AVAILABLE RECORDS:
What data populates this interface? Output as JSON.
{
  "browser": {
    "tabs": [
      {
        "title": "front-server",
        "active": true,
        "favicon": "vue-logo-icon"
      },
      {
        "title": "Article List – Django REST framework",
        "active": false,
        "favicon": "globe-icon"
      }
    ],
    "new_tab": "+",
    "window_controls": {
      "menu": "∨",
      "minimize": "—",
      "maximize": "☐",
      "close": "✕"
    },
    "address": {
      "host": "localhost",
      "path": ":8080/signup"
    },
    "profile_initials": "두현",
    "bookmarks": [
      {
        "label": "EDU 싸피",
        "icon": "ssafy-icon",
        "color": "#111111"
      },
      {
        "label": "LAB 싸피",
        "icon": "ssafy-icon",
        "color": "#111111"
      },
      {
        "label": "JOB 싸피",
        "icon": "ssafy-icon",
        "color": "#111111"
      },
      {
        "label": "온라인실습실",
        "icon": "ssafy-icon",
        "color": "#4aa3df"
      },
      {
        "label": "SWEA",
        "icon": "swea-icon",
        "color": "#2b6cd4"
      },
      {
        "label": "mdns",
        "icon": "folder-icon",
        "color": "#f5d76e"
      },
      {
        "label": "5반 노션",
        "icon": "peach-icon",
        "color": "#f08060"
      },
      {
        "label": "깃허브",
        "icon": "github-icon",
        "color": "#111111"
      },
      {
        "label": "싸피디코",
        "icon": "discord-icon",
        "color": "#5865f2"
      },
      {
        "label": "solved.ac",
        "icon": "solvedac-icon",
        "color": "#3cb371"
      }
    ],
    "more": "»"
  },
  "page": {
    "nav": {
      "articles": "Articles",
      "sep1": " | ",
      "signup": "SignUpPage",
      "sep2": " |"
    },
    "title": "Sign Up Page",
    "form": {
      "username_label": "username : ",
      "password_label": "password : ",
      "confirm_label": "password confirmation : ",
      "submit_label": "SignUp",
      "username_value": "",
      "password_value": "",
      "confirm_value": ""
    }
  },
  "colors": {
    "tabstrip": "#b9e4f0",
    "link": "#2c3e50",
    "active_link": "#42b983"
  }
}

SHORT PROBLEM: Lines containing the string "title" should be counted; reply with their number and nothing more.

OUTPUT FOR THIS TASK: 3